→ Data shown:
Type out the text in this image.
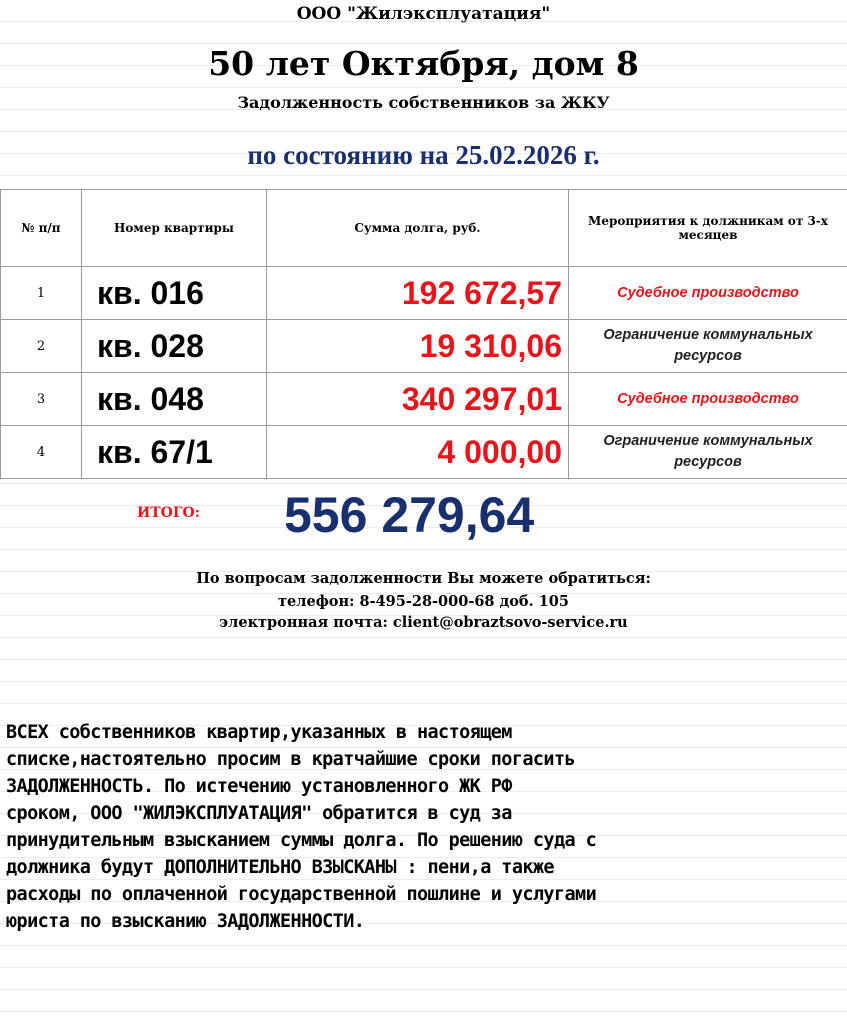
ООО "Жилэксплуатация"
50 лет Октября, дом 8
Задолженность собственников за ЖКУ
по состоянию на 25.02.2026 г.
№ п/п	Номер квартиры	Сумма долга, руб.	Мероприятия к должникам от 3-х месяцев
1	кв. 016	192 672,57	Судебное производство
2	кв. 028	19 310,06	Ограничение коммунальных ресурсов
3	кв. 048	340 297,01	Судебное производство
4	кв. 67/1	4 000,00	Ограничение коммунальных ресурсов
ИТОГО: 556 279,64
По вопросам задолженности Вы можете обратиться:
телефон: 8-495-28-000-68 доб. 105
электронная почта: client@obraztsovo-service.ru
ВСЕХ собственников квартир,указанных в настоящем
списке,настоятельно просим в кратчайшие сроки погасить
ЗАДОЛЖЕННОСТЬ. По истечению установленного ЖК РФ
сроком, ООО "ЖИЛЭКСПЛУАТАЦИЯ" обратится в суд за
принудительным взысканием суммы долга. По решению суда с
должника будут ДОПОЛНИТЕЛЬНО ВЗЫСКАНЫ : пени,а также
расходы по оплаченной государственной пошлине и услугами
юриста по взысканию ЗАДОЛЖЕННОСТИ.
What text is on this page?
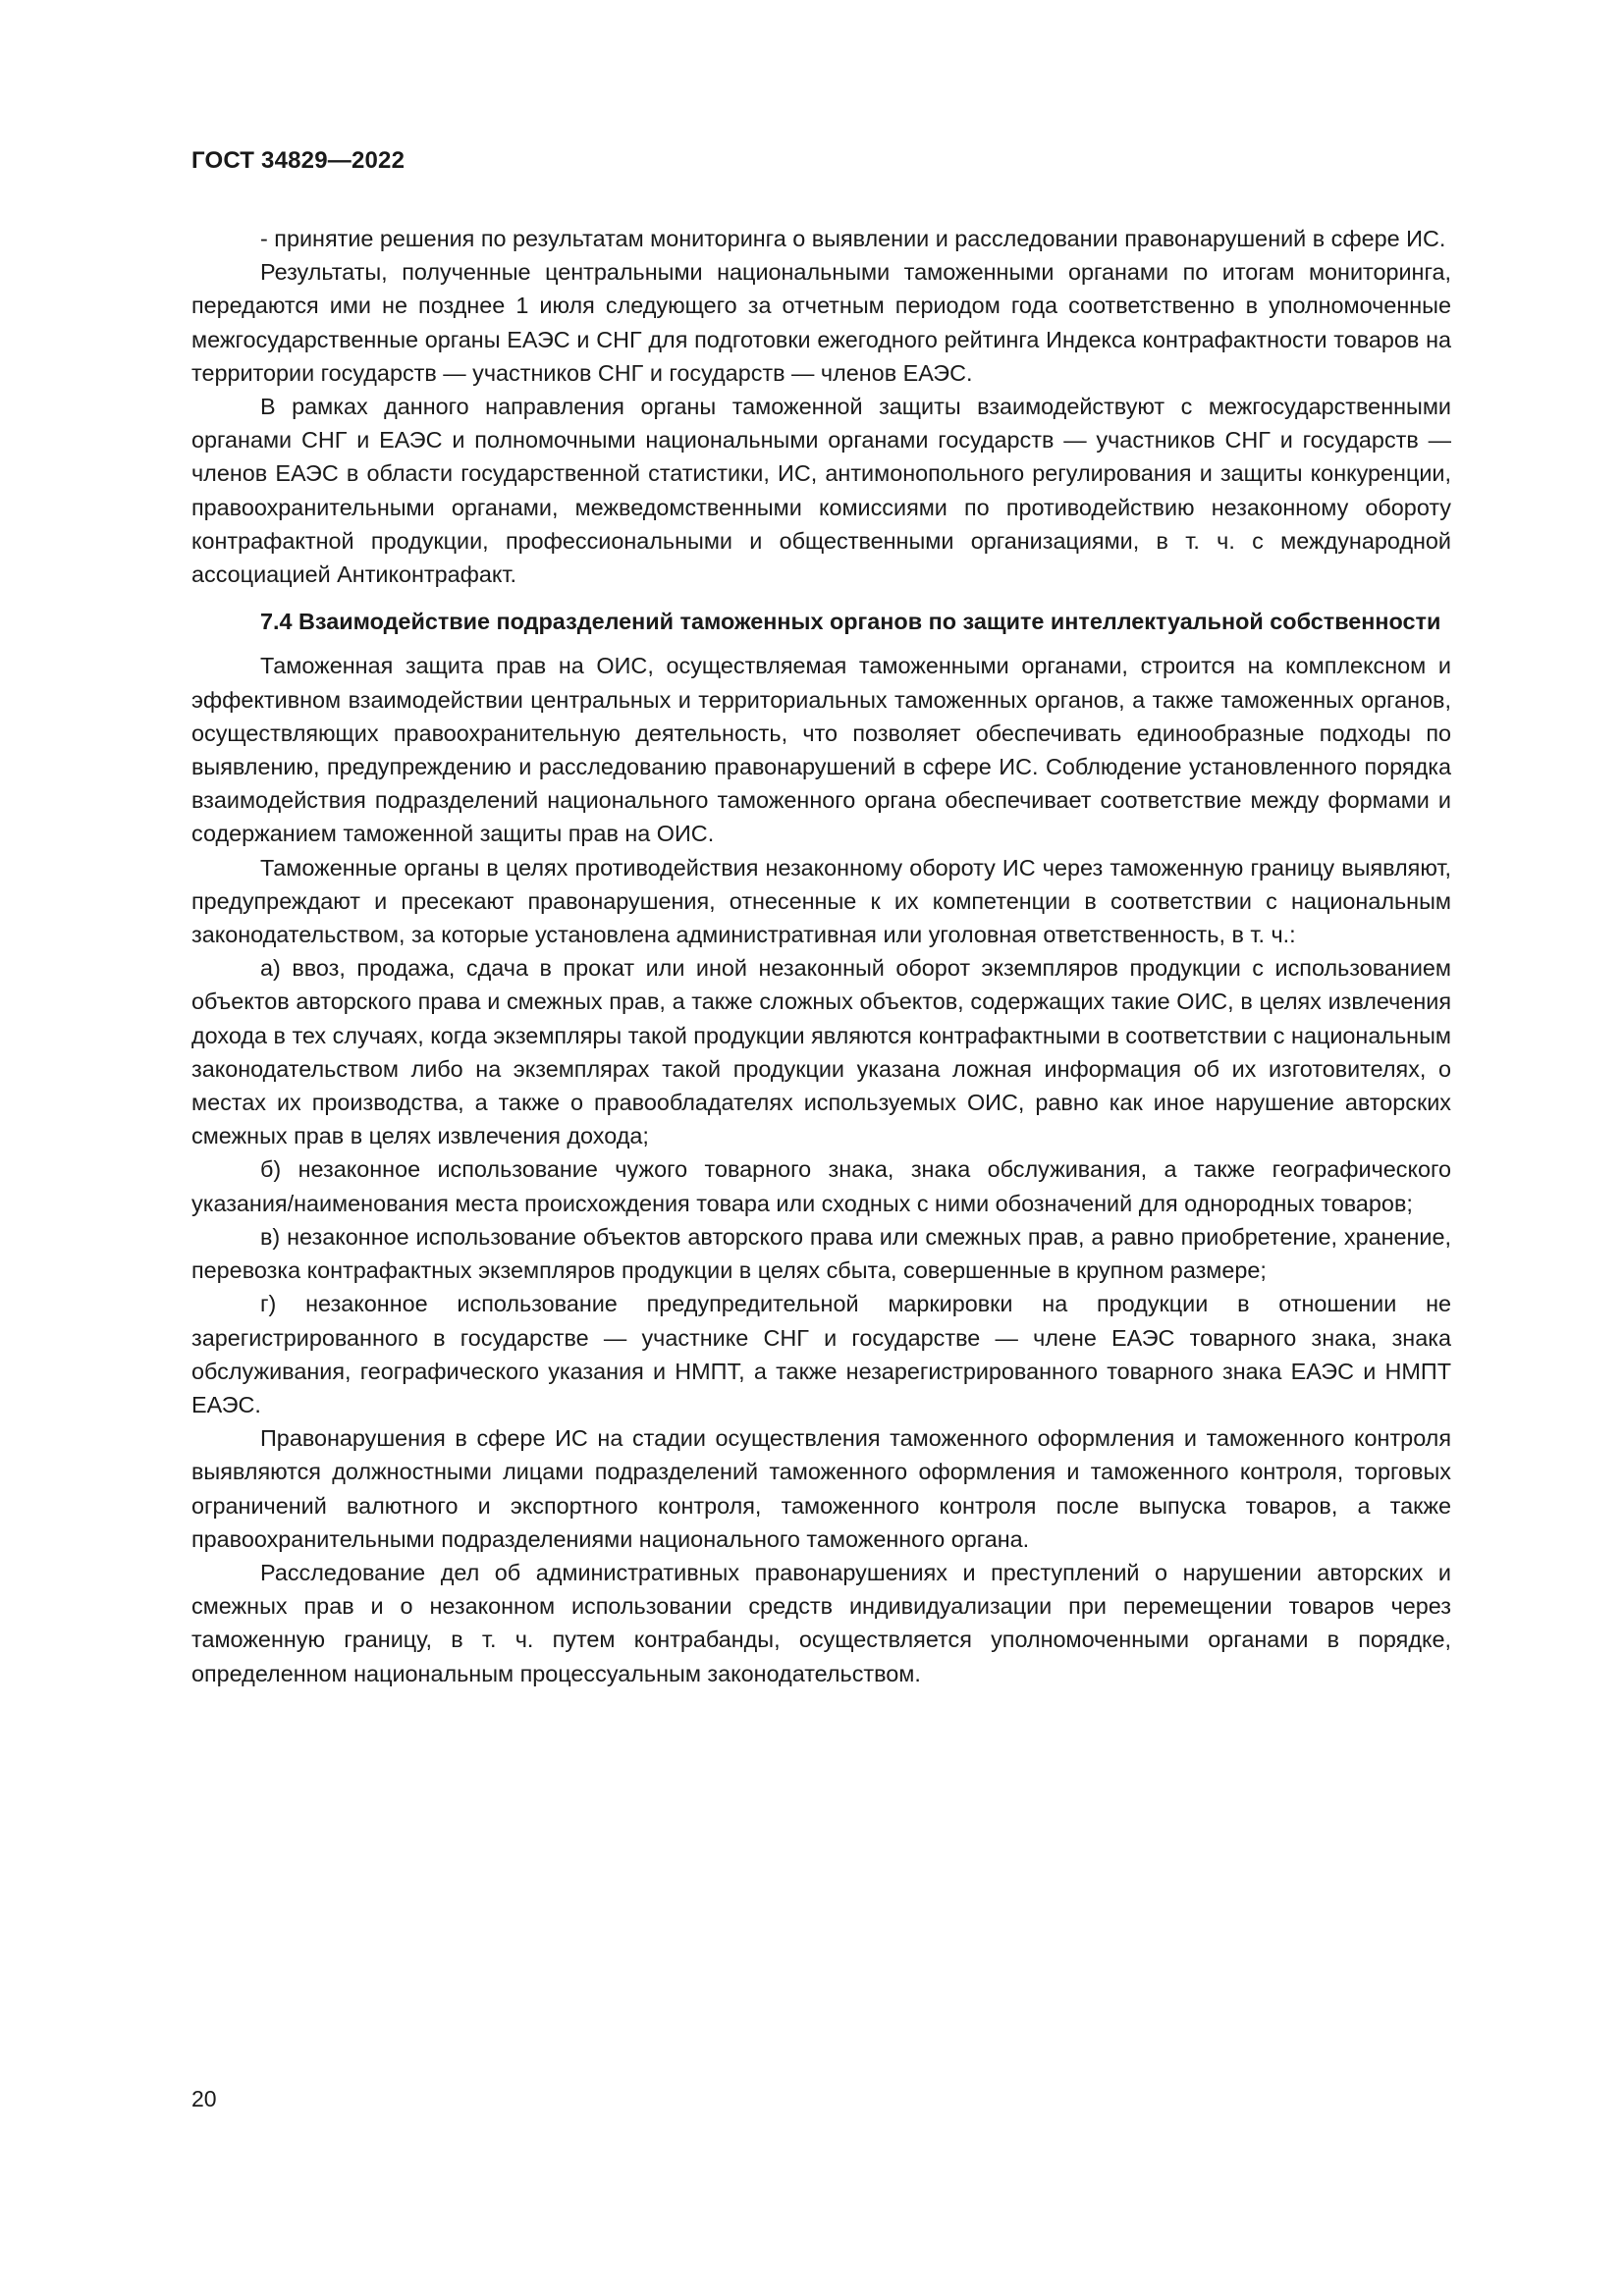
ГОСТ 34829—2022

- принятие решения по результатам мониторинга о выявлении и расследовании правонарушений в сфере ИС.

Результаты, полученные центральными национальными таможенными органами по итогам мониторинга, передаются ими не позднее 1 июля следующего за отчетным периодом года соответственно в уполномоченные межгосударственные органы ЕАЭС и СНГ для подготовки ежегодного рейтинга Индекса контрафактности товаров на территории государств — участников СНГ и государств — членов ЕАЭС.

В рамках данного направления органы таможенной защиты взаимодействуют с межгосударственными органами СНГ и ЕАЭС и полномочными национальными органами государств — участников СНГ и государств — членов ЕАЭС в области государственной статистики, ИС, антимонопольного регулирования и защиты конкуренции, правоохранительными органами, межведомственными комиссиями по противодействию незаконному обороту контрафактной продукции, профессиональными и общественными организациями, в т. ч. с международной ассоциацией Антиконтрафакт.

7.4 Взаимодействие подразделений таможенных органов по защите интеллектуальной собственности

Таможенная защита прав на ОИС, осуществляемая таможенными органами, строится на комплексном и эффективном взаимодействии центральных и территориальных таможенных органов, а также таможенных органов, осуществляющих правоохранительную деятельность, что позволяет обеспечивать единообразные подходы по выявлению, предупреждению и расследованию правонарушений в сфере ИС. Соблюдение установленного порядка взаимодействия подразделений национального таможенного органа обеспечивает соответствие между формами и содержанием таможенной защиты прав на ОИС.

Таможенные органы в целях противодействия незаконному обороту ИС через таможенную границу выявляют, предупреждают и пресекают правонарушения, отнесенные к их компетенции в соответствии с национальным законодательством, за которые установлена административная или уголовная ответственность, в т. ч.:

а) ввоз, продажа, сдача в прокат или иной незаконный оборот экземпляров продукции с использованием объектов авторского права и смежных прав, а также сложных объектов, содержащих такие ОИС, в целях извлечения дохода в тех случаях, когда экземпляры такой продукции являются контрафактными в соответствии с национальным законодательством либо на экземплярах такой продукции указана ложная информация об их изготовителях, о местах их производства, а также о правообладателях используемых ОИС, равно как иное нарушение авторских смежных прав в целях извлечения дохода;

б) незаконное использование чужого товарного знака, знака обслуживания, а также географического указания/наименования места происхождения товара или сходных с ними обозначений для однородных товаров;

в) незаконное использование объектов авторского права или смежных прав, а равно приобретение, хранение, перевозка контрафактных экземпляров продукции в целях сбыта, совершенные в крупном размере;

г) незаконное использование предупредительной маркировки на продукции в отношении не зарегистрированного в государстве — участнике СНГ и государстве — члене ЕАЭС товарного знака, знака обслуживания, географического указания и НМПТ, а также незарегистрированного товарного знака ЕАЭС и НМПТ ЕАЭС.

Правонарушения в сфере ИС на стадии осуществления таможенного оформления и таможенного контроля выявляются должностными лицами подразделений таможенного оформления и таможенного контроля, торговых ограничений валютного и экспортного контроля, таможенного контроля после выпуска товаров, а также правоохранительными подразделениями национального таможенного органа.

Расследование дел об административных правонарушениях и преступлений о нарушении авторских и смежных прав и о незаконном использовании средств индивидуализации при перемещении товаров через таможенную границу, в т. ч. путем контрабанды, осуществляется уполномоченными органами в порядке, определенном национальным процессуальным законодательством.

20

→ Request:
Reproduce the records, all of them, word for word; omit the pictures.

→ Problem solution:
Type out the text in this image.
ООО "Жилэксплуатация"
50 лет Октября, дом 8
Задолженность собственников за ЖКУ
по состоянию на 25.02.2026 г.
№ п/п	Номер квартиры	Сумма долга, руб.	Мероприятия к должникам от 3-х месяцев
1	кв. 016	192 672,57	Судебное производство
2	кв. 028	19 310,06	Ограничение коммунальных ресурсов
3	кв. 048	340 297,01	Судебное производство
4	кв. 67/1	4 000,00	Ограничение коммунальных ресурсов
ИТОГО: 556 279,64
По вопросам задолженности Вы можете обратиться:
телефон: 8-495-28-000-68 доб. 105
электронная почта: client@obraztsovo-service.ru
ВСЕХ собственников квартир,указанных в настоящем
списке,настоятельно просим в кратчайшие сроки погасить
ЗАДОЛЖЕННОСТЬ. По истечению установленного ЖК РФ
сроком, ООО "ЖИЛЭКСПЛУАТАЦИЯ" обратится в суд за
принудительным взысканием суммы долга. По решению суда с
должника будут ДОПОЛНИТЕЛЬНО ВЗЫСКАНЫ : пени,а также
расходы по оплаченной государственной пошлине и услугами
юриста по взысканию ЗАДОЛЖЕННОСТИ.
What text is on this page?
ГОСТ 34829—2022

- принятие решения по результатам мониторинга о выявлении и расследовании правонарушений в сфере ИС.

Результаты, полученные центральными национальными таможенными органами по итогам мониторинга, передаются ими не позднее 1 июля следующего за отчетным периодом года соответственно в уполномоченные межгосударственные органы ЕАЭС и СНГ для подготовки ежегодного рейтинга Индекса контрафактности товаров на территории государств — участников СНГ и государств — членов ЕАЭС.

В рамках данного направления органы таможенной защиты взаимодействуют с межгосударственными органами СНГ и ЕАЭС и полномочными национальными органами государств — участников СНГ и государств — членов ЕАЭС в области государственной статистики, ИС, антимонопольного регулирования и защиты конкуренции, правоохранительными органами, межведомственными комиссиями по противодействию незаконному обороту контрафактной продукции, профессиональными и общественными организациями, в т. ч. с международной ассоциацией Антиконтрафакт.

7.4 Взаимодействие подразделений таможенных органов по защите интеллектуальной собственности

Таможенная защита прав на ОИС, осуществляемая таможенными органами, строится на комплексном и эффективном взаимодействии центральных и территориальных таможенных органов, а также таможенных органов, осуществляющих правоохранительную деятельность, что позволяет обеспечивать единообразные подходы по выявлению, предупреждению и расследованию правонарушений в сфере ИС. Соблюдение установленного порядка взаимодействия подразделений национального таможенного органа обеспечивает соответствие между формами и содержанием таможенной защиты прав на ОИС.

Таможенные органы в целях противодействия незаконному обороту ИС через таможенную границу выявляют, предупреждают и пресекают правонарушения, отнесенные к их компетенции в соответствии с национальным законодательством, за которые установлена административная или уголовная ответственность, в т. ч.:

а) ввоз, продажа, сдача в прокат или иной незаконный оборот экземпляров продукции с использованием объектов авторского права и смежных прав, а также сложных объектов, содержащих такие ОИС, в целях извлечения дохода в тех случаях, когда экземпляры такой продукции являются контрафактными в соответствии с национальным законодательством либо на экземплярах такой продукции указана ложная информация об их изготовителях, о местах их производства, а также о правообладателях используемых ОИС, равно как иное нарушение авторских смежных прав в целях извлечения дохода;

б) незаконное использование чужого товарного знака, знака обслуживания, а также географического указания/наименования места происхождения товара или сходных с ними обозначений для однородных товаров;

в) незаконное использование объектов авторского права или смежных прав, а равно приобретение, хранение, перевозка контрафактных экземпляров продукции в целях сбыта, совершенные в крупном размере;

г) незаконное использование предупредительной маркировки на продукции в отношении не зарегистрированного в государстве — участнике СНГ и государстве — члене ЕАЭС товарного знака, знака обслуживания, географического указания и НМПТ, а также незарегистрированного товарного знака ЕАЭС и НМПТ ЕАЭС.

Правонарушения в сфере ИС на стадии осуществления таможенного оформления и таможенного контроля выявляются должностными лицами подразделений таможенного оформления и таможенного контроля, торговых ограничений валютного и экспортного контроля, таможенного контроля после выпуска товаров, а также правоохранительными подразделениями национального таможенного органа.

Расследование дел об административных правонарушениях и преступлений о нарушении авторских и смежных прав и о незаконном использовании средств индивидуализации при перемещении товаров через таможенную границу, в т. ч. путем контрабанды, осуществляется уполномоченными органами в порядке, определенном национальным процессуальным законодательством.

20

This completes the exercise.